BEGIN Source material

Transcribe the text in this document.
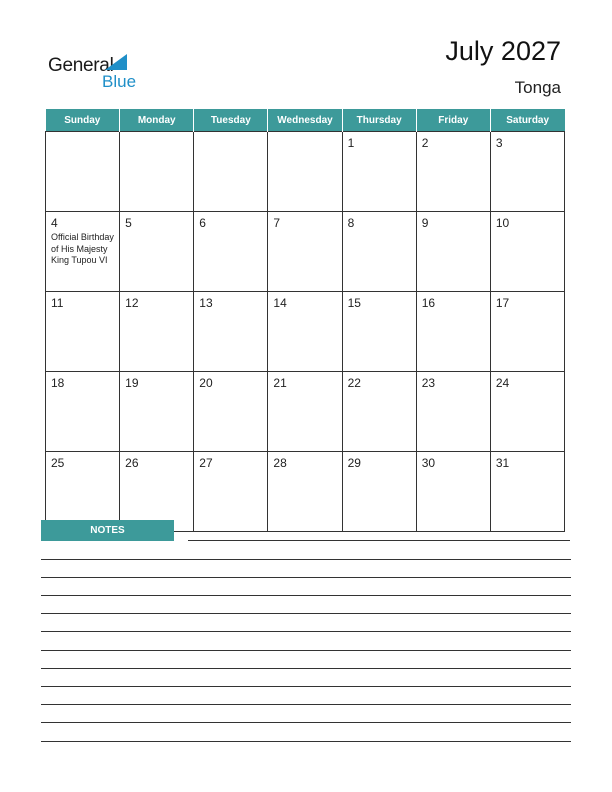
General
Blue
July 2027
Tonga
Sunday	Monday	Tuesday	Wednesday	Thursday	Friday	Saturday

				1	2	3

4
Official Birthday of His Majesty King Tupou VI	5	6	7	8	9	10

11	12	13	14	15	16	17

18	19	20	21	22	23	24

25	26	27	28	29	30	31
NOTES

END Source material

- Do this: Copy out all the entries exactly. Images stay out of the copy.

- Task output:
Transcribe the text in this document.
General
Blue
July 2027
Tonga
Sunday	Monday	Tuesday	Wednesday	Thursday	Friday	Saturday

				1	2	3

4
Official Birthday of His Majesty King Tupou VI	5	6	7	8	9	10

11	12	13	14	15	16	17

18	19	20	21	22	23	24

25	26	27	28	29	30	31
NOTES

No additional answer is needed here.